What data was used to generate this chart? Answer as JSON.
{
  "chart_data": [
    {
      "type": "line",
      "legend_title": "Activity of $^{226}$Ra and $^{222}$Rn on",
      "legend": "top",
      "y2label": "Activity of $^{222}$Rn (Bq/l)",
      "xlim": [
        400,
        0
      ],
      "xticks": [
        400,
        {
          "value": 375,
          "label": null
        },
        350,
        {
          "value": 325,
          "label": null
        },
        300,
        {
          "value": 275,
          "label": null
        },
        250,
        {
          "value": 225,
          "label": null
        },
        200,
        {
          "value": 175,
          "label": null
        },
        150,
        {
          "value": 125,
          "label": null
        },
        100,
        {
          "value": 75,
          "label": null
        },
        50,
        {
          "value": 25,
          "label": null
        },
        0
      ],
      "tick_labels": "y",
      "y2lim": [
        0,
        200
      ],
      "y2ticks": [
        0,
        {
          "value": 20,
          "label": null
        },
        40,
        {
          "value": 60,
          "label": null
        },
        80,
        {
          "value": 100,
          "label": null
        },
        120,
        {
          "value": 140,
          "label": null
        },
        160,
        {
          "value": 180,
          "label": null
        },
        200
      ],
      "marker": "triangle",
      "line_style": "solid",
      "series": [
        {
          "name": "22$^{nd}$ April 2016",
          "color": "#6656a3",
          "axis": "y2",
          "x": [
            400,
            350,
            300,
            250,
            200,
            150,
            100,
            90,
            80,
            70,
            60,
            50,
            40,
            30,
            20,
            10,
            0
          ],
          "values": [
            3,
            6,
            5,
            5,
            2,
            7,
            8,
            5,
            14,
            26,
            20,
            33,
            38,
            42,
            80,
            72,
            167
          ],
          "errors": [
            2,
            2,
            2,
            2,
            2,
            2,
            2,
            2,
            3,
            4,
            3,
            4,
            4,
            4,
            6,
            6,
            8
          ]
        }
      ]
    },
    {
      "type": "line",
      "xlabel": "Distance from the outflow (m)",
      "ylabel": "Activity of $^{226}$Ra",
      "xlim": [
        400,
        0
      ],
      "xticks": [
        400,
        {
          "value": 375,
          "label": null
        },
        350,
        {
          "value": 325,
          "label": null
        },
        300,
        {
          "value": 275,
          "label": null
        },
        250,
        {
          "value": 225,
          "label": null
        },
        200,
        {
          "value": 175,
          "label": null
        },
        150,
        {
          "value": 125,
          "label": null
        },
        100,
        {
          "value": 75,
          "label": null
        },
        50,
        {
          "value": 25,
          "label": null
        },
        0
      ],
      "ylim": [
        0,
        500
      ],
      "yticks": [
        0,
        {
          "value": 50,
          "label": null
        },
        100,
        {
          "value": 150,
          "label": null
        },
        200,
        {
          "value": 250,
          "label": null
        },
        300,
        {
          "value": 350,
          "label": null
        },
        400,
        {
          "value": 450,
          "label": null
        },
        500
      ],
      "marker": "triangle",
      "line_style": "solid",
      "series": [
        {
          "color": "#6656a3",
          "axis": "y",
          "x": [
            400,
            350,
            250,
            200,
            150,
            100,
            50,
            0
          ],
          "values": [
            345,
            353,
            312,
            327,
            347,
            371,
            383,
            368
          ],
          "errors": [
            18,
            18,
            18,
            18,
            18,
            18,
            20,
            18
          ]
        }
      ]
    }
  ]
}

The problem: Print back all the lines verbatim.

Correct response:
What data was used to generate this chart? Answer as JSON.
{
  "chart_data": [
    {
      "type": "line",
      "legend_title": "Activity of $^{226}$Ra and $^{222}$Rn on",
      "legend": "top",
      "y2label": "Activity of $^{222}$Rn (Bq/l)",
      "xlim": [
        400,
        0
      ],
      "xticks": [
        400,
        {
          "value": 375,
          "label": null
        },
        350,
        {
          "value": 325,
          "label": null
        },
        300,
        {
          "value": 275,
          "label": null
        },
        250,
        {
          "value": 225,
          "label": null
        },
        200,
        {
          "value": 175,
          "label": null
        },
        150,
        {
          "value": 125,
          "label": null
        },
        100,
        {
          "value": 75,
          "label": null
        },
        50,
        {
          "value": 25,
          "label": null
        },
        0
      ],
      "tick_labels": "y",
      "y2lim": [
        0,
        200
      ],
      "y2ticks": [
        0,
        {
          "value": 20,
          "label": null
        },
        40,
        {
          "value": 60,
          "label": null
        },
        80,
        {
          "value": 100,
          "label": null
        },
        120,
        {
          "value": 140,
          "label": null
        },
        160,
        {
          "value": 180,
          "label": null
        },
        200
      ],
      "marker": "triangle",
      "line_style": "solid",
      "series": [
        {
          "name": "22$^{nd}$ April 2016",
          "color": "#6656a3",
          "axis": "y2",
          "x": [
            400,
            350,
            300,
            250,
            200,
            150,
            100,
            90,
            80,
            70,
            60,
            50,
            40,
            30,
            20,
            10,
            0
          ],
          "values": [
            3,
            6,
            5,
            5,
            2,
            7,
            8,
            5,
            14,
            26,
            20,
            33,
            38,
            42,
            80,
            72,
            167
          ],
          "errors": [
            2,
            2,
            2,
            2,
            2,
            2,
            2,
            2,
            3,
            4,
            3,
            4,
            4,
            4,
            6,
            6,
            8
          ]
        }
      ]
    },
    {
      "type": "line",
      "xlabel": "Distance from the outflow (m)",
      "ylabel": "Activity of $^{226}$Ra",
      "xlim": [
        400,
        0
      ],
      "xticks": [
        400,
        {
          "value": 375,
          "label": null
        },
        350,
        {
          "value": 325,
          "label": null
        },
        300,
        {
          "value": 275,
          "label": null
        },
        250,
        {
          "value": 225,
          "label": null
        },
        200,
        {
          "value": 175,
          "label": null
        },
        150,
        {
          "value": 125,
          "label": null
        },
        100,
        {
          "value": 75,
          "label": null
        },
        50,
        {
          "value": 25,
          "label": null
        },
        0
      ],
      "ylim": [
        0,
        500
      ],
      "yticks": [
        0,
        {
          "value": 50,
          "label": null
        },
        100,
        {
          "value": 150,
          "label": null
        },
        200,
        {
          "value": 250,
          "label": null
        },
        300,
        {
          "value": 350,
          "label": null
        },
        400,
        {
          "value": 450,
          "label": null
        },
        500
      ],
      "marker": "triangle",
      "line_style": "solid",
      "series": [
        {
          "color": "#6656a3",
          "axis": "y",
          "x": [
            400,
            350,
            250,
            200,
            150,
            100,
            50,
            0
          ],
          "values": [
            345,
            353,
            312,
            327,
            347,
            371,
            383,
            368
          ],
          "errors": [
            18,
            18,
            18,
            18,
            18,
            18,
            20,
            18
          ]
        }
      ]
    }
  ]
}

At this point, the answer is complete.